--- Task statement ---
Exactly as they appear, output all of the records. Skip any images.

--- Data supplied ---
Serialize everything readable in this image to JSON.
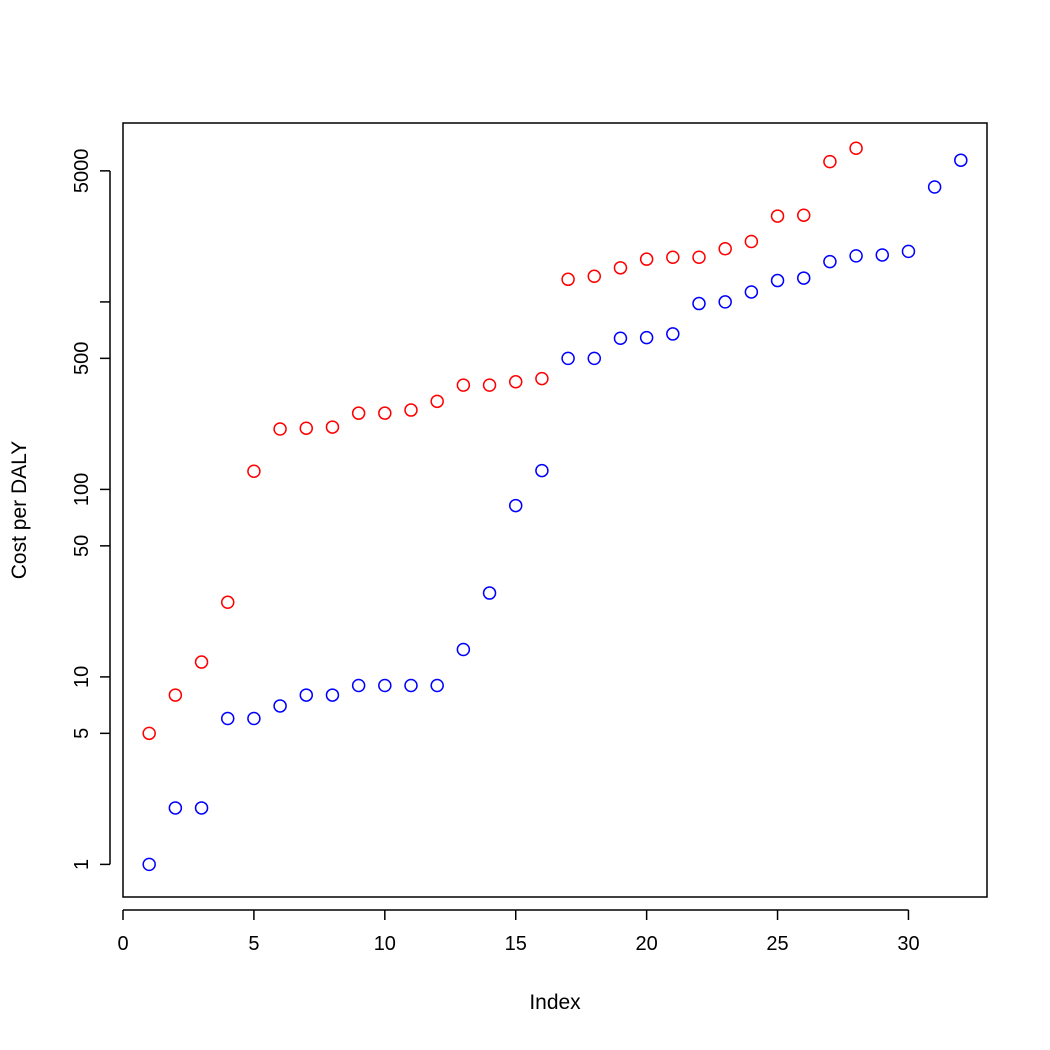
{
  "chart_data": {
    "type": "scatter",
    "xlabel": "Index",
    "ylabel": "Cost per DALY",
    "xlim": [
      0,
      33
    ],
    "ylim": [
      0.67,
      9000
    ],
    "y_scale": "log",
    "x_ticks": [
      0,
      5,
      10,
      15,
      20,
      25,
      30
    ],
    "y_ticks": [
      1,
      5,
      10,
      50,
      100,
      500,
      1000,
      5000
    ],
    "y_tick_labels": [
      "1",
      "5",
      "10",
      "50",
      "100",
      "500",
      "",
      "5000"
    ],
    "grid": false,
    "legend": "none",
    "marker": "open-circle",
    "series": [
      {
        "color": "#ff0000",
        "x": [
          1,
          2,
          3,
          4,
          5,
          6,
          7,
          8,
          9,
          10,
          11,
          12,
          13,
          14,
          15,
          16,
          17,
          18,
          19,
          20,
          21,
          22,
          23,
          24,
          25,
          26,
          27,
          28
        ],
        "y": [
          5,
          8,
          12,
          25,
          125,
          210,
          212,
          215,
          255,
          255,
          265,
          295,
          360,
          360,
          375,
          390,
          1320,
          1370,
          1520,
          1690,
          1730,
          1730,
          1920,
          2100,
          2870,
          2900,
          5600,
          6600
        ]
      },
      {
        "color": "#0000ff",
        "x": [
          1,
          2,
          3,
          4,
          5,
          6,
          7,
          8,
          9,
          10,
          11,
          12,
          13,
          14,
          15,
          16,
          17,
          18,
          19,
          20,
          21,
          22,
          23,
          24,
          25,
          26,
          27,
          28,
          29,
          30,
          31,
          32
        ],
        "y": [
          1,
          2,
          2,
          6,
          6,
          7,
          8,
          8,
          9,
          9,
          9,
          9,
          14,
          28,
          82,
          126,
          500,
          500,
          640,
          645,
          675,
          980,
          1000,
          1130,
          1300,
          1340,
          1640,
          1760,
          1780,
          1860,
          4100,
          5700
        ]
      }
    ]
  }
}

--- Output for this task ---
Serialize everything readable in this image to JSON.
{
  "chart_data": {
    "type": "scatter",
    "xlabel": "Index",
    "ylabel": "Cost per DALY",
    "xlim": [
      0,
      33
    ],
    "ylim": [
      0.67,
      9000
    ],
    "y_scale": "log",
    "x_ticks": [
      0,
      5,
      10,
      15,
      20,
      25,
      30
    ],
    "y_ticks": [
      1,
      5,
      10,
      50,
      100,
      500,
      1000,
      5000
    ],
    "y_tick_labels": [
      "1",
      "5",
      "10",
      "50",
      "100",
      "500",
      "",
      "5000"
    ],
    "grid": false,
    "legend": "none",
    "marker": "open-circle",
    "series": [
      {
        "color": "#ff0000",
        "x": [
          1,
          2,
          3,
          4,
          5,
          6,
          7,
          8,
          9,
          10,
          11,
          12,
          13,
          14,
          15,
          16,
          17,
          18,
          19,
          20,
          21,
          22,
          23,
          24,
          25,
          26,
          27,
          28
        ],
        "y": [
          5,
          8,
          12,
          25,
          125,
          210,
          212,
          215,
          255,
          255,
          265,
          295,
          360,
          360,
          375,
          390,
          1320,
          1370,
          1520,
          1690,
          1730,
          1730,
          1920,
          2100,
          2870,
          2900,
          5600,
          6600
        ]
      },
      {
        "color": "#0000ff",
        "x": [
          1,
          2,
          3,
          4,
          5,
          6,
          7,
          8,
          9,
          10,
          11,
          12,
          13,
          14,
          15,
          16,
          17,
          18,
          19,
          20,
          21,
          22,
          23,
          24,
          25,
          26,
          27,
          28,
          29,
          30,
          31,
          32
        ],
        "y": [
          1,
          2,
          2,
          6,
          6,
          7,
          8,
          8,
          9,
          9,
          9,
          9,
          14,
          28,
          82,
          126,
          500,
          500,
          640,
          645,
          675,
          980,
          1000,
          1130,
          1300,
          1340,
          1640,
          1760,
          1780,
          1860,
          4100,
          5700
        ]
      }
    ]
  }
}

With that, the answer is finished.